> **Prompt**: Some lines in the listing below may include the string "extent". How many are there? Give only the number.

+ + + +

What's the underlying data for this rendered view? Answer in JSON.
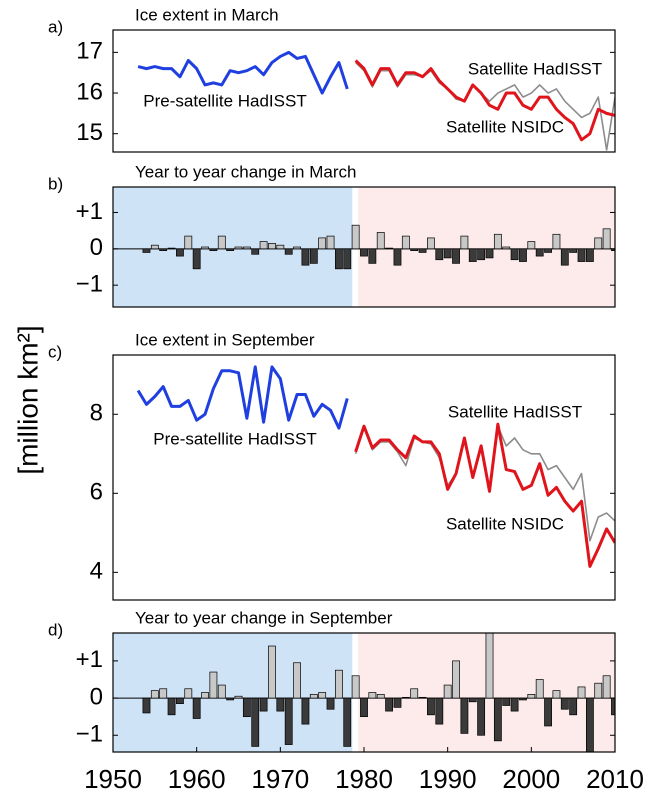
{
  "ylabel": "[million km²]",
  "chart_data": [
    {
      "type": "line",
      "panel": "a)",
      "title": "Ice extent in March",
      "xlim": [
        1950,
        2010
      ],
      "ylim": [
        14.55,
        17.55
      ],
      "yticks": [
        15,
        16,
        17
      ],
      "series": [
        {
          "name": "Pre-satellite HadISST",
          "color": "#1f3fe0",
          "x": [
            1953,
            1954,
            1955,
            1956,
            1957,
            1958,
            1959,
            1960,
            1961,
            1962,
            1963,
            1964,
            1965,
            1966,
            1967,
            1968,
            1969,
            1970,
            1971,
            1972,
            1973,
            1974,
            1975,
            1976,
            1977,
            1978
          ],
          "values": [
            16.65,
            16.6,
            16.65,
            16.6,
            16.6,
            16.4,
            16.8,
            16.6,
            16.2,
            16.25,
            16.2,
            16.55,
            16.5,
            16.55,
            16.65,
            16.45,
            16.75,
            16.9,
            17.0,
            16.85,
            16.9,
            16.45,
            16.0,
            16.4,
            16.75,
            16.1
          ]
        },
        {
          "name": "Satellite HadISST",
          "color": "#8c8c8c",
          "x": [
            1979,
            1980,
            1981,
            1982,
            1983,
            1984,
            1985,
            1986,
            1987,
            1988,
            1989,
            1990,
            1991,
            1992,
            1993,
            1994,
            1995,
            1996,
            1997,
            1998,
            1999,
            2000,
            2001,
            2002,
            2003,
            2004,
            2005,
            2006,
            2007,
            2008,
            2009,
            2010
          ],
          "values": [
            16.75,
            16.55,
            16.15,
            16.55,
            16.55,
            16.15,
            16.45,
            16.45,
            16.4,
            16.55,
            16.25,
            16.1,
            15.85,
            15.8,
            16.2,
            16.0,
            15.8,
            16.0,
            16.1,
            16.2,
            15.9,
            16.0,
            16.2,
            16.0,
            16.1,
            15.8,
            15.6,
            15.4,
            15.5,
            15.9,
            14.6,
            15.9
          ]
        },
        {
          "name": "Satellite NSIDC",
          "color": "#e0141b",
          "x": [
            1979,
            1980,
            1981,
            1982,
            1983,
            1984,
            1985,
            1986,
            1987,
            1988,
            1989,
            1990,
            1991,
            1992,
            1993,
            1994,
            1995,
            1996,
            1997,
            1998,
            1999,
            2000,
            2001,
            2002,
            2003,
            2004,
            2005,
            2006,
            2007,
            2008,
            2009,
            2010
          ],
          "values": [
            16.8,
            16.6,
            16.2,
            16.6,
            16.6,
            16.2,
            16.5,
            16.5,
            16.4,
            16.6,
            16.3,
            16.1,
            15.9,
            15.8,
            16.2,
            16.0,
            15.7,
            15.6,
            16.0,
            16.0,
            15.7,
            15.6,
            15.9,
            15.9,
            15.6,
            15.4,
            15.25,
            14.85,
            15.0,
            15.6,
            15.5,
            15.45
          ]
        }
      ]
    },
    {
      "type": "bar",
      "panel": "b)",
      "title": "Year to year change in March",
      "xlim": [
        1950,
        2010
      ],
      "ylim": [
        -1.6,
        1.7
      ],
      "yticks": [
        {
          "value": 1,
          "label": "+1"
        },
        0,
        {
          "value": -1,
          "label": "−1"
        }
      ],
      "shading": [
        {
          "xlim": [
            1950,
            1978.6
          ],
          "color": "#cfe3f7"
        },
        {
          "xlim": [
            1979.3,
            2010
          ],
          "color": "#fcebea"
        }
      ],
      "positive_color": "#c8c8c8",
      "negative_color": "#3a3a3a",
      "x": [
        1954,
        1955,
        1956,
        1957,
        1958,
        1959,
        1960,
        1961,
        1962,
        1963,
        1964,
        1965,
        1966,
        1967,
        1968,
        1969,
        1970,
        1971,
        1972,
        1973,
        1974,
        1975,
        1976,
        1977,
        1978,
        1979,
        1980,
        1981,
        1982,
        1983,
        1984,
        1985,
        1986,
        1987,
        1988,
        1989,
        1990,
        1991,
        1992,
        1993,
        1994,
        1995,
        1996,
        1997,
        1998,
        1999,
        2000,
        2001,
        2002,
        2003,
        2004,
        2005,
        2006,
        2007,
        2008,
        2009,
        2010
      ],
      "values": [
        -0.1,
        0.1,
        -0.05,
        0.02,
        -0.2,
        0.35,
        -0.55,
        0.05,
        -0.05,
        0.35,
        -0.05,
        0.05,
        0.05,
        -0.15,
        0.2,
        0.15,
        0.1,
        -0.15,
        0.05,
        -0.45,
        -0.4,
        0.3,
        0.35,
        -0.55,
        -0.55,
        0.65,
        -0.2,
        -0.4,
        0.45,
        0.02,
        -0.45,
        0.35,
        -0.05,
        -0.1,
        0.3,
        -0.3,
        -0.25,
        -0.4,
        0.35,
        -0.35,
        -0.3,
        -0.25,
        0.4,
        0.05,
        -0.3,
        -0.35,
        0.2,
        -0.2,
        -0.1,
        0.4,
        -0.45,
        -0.1,
        -0.35,
        -0.35,
        0.3,
        0.55,
        -0.05
      ]
    },
    {
      "type": "line",
      "panel": "c)",
      "title": "Ice extent in September",
      "xlim": [
        1950,
        2010
      ],
      "ylim": [
        3.3,
        9.5
      ],
      "yticks": [
        4,
        6,
        8
      ],
      "series": [
        {
          "name": "Pre-satellite HadISST",
          "color": "#1f3fe0",
          "x": [
            1953,
            1954,
            1955,
            1956,
            1957,
            1958,
            1959,
            1960,
            1961,
            1962,
            1963,
            1964,
            1965,
            1966,
            1967,
            1968,
            1969,
            1970,
            1971,
            1972,
            1973,
            1974,
            1975,
            1976,
            1977,
            1978
          ],
          "values": [
            8.6,
            8.25,
            8.45,
            8.7,
            8.2,
            8.2,
            8.35,
            7.85,
            8.0,
            8.65,
            9.1,
            9.1,
            9.05,
            7.9,
            9.2,
            7.8,
            9.2,
            8.9,
            7.85,
            8.5,
            8.5,
            7.95,
            8.25,
            8.1,
            7.65,
            8.4
          ]
        },
        {
          "name": "Satellite HadISST",
          "color": "#8c8c8c",
          "x": [
            1979,
            1980,
            1981,
            1982,
            1983,
            1984,
            1985,
            1986,
            1987,
            1988,
            1989,
            1990,
            1991,
            1992,
            1993,
            1994,
            1995,
            1996,
            1997,
            1998,
            1999,
            2000,
            2001,
            2002,
            2003,
            2004,
            2005,
            2006,
            2007,
            2008,
            2009,
            2010
          ],
          "values": [
            7.0,
            7.65,
            7.1,
            7.3,
            7.3,
            7.05,
            6.7,
            7.4,
            7.3,
            7.25,
            6.9,
            6.2,
            6.5,
            7.35,
            6.4,
            7.15,
            6.05,
            7.7,
            7.2,
            7.4,
            7.1,
            7.0,
            7.0,
            6.6,
            6.7,
            6.4,
            6.1,
            6.5,
            4.8,
            5.4,
            5.5,
            5.3
          ]
        },
        {
          "name": "Satellite NSIDC",
          "color": "#e0141b",
          "x": [
            1979,
            1980,
            1981,
            1982,
            1983,
            1984,
            1985,
            1986,
            1987,
            1988,
            1989,
            1990,
            1991,
            1992,
            1993,
            1994,
            1995,
            1996,
            1997,
            1998,
            1999,
            2000,
            2001,
            2002,
            2003,
            2004,
            2005,
            2006,
            2007,
            2008,
            2009,
            2010
          ],
          "values": [
            7.05,
            7.7,
            7.15,
            7.35,
            7.35,
            7.1,
            6.9,
            7.45,
            7.3,
            7.3,
            7.0,
            6.1,
            6.5,
            7.4,
            6.4,
            7.2,
            6.05,
            7.75,
            6.6,
            6.55,
            6.1,
            6.2,
            6.75,
            5.95,
            6.15,
            5.8,
            5.55,
            5.8,
            4.15,
            4.6,
            5.1,
            4.75
          ]
        }
      ]
    },
    {
      "type": "bar",
      "panel": "d)",
      "title": "Year to year change in September",
      "xlim": [
        1950,
        2010
      ],
      "ylim": [
        -1.45,
        1.75
      ],
      "yticks": [
        {
          "value": 1,
          "label": "+1"
        },
        0,
        {
          "value": -1,
          "label": "−1"
        }
      ],
      "xticks": [
        1950,
        1960,
        1970,
        1980,
        1990,
        2000,
        2010
      ],
      "shading": [
        {
          "xlim": [
            1950,
            1978.6
          ],
          "color": "#cfe3f7"
        },
        {
          "xlim": [
            1979.3,
            2010
          ],
          "color": "#fcebea"
        }
      ],
      "positive_color": "#c8c8c8",
      "negative_color": "#3a3a3a",
      "x": [
        1954,
        1955,
        1956,
        1957,
        1958,
        1959,
        1960,
        1961,
        1962,
        1963,
        1964,
        1965,
        1966,
        1967,
        1968,
        1969,
        1970,
        1971,
        1972,
        1973,
        1974,
        1975,
        1976,
        1977,
        1978,
        1979,
        1980,
        1981,
        1982,
        1983,
        1984,
        1985,
        1986,
        1987,
        1988,
        1989,
        1990,
        1991,
        1992,
        1993,
        1994,
        1995,
        1996,
        1997,
        1998,
        1999,
        2000,
        2001,
        2002,
        2003,
        2004,
        2005,
        2006,
        2007,
        2008,
        2009,
        2010
      ],
      "values": [
        -0.4,
        0.2,
        0.25,
        -0.45,
        -0.15,
        0.25,
        -0.55,
        0.15,
        0.7,
        0.35,
        -0.05,
        0.05,
        -0.5,
        -1.3,
        -0.35,
        1.4,
        -0.35,
        -1.25,
        0.95,
        -0.7,
        0.1,
        0.15,
        -0.3,
        0.75,
        -1.3,
        0.6,
        -0.5,
        0.15,
        0.1,
        -0.35,
        -0.25,
        0.02,
        0.25,
        0.02,
        -0.45,
        -0.7,
        0.35,
        1.0,
        -0.95,
        -0.1,
        -1.0,
        1.8,
        -1.15,
        -0.2,
        -0.35,
        -0.05,
        0.1,
        0.5,
        -0.75,
        0.2,
        -0.3,
        -0.45,
        0.3,
        -1.6,
        0.4,
        0.6,
        -0.45
      ]
    }
  ]
}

+ + + +

> **Exercise solution**: 2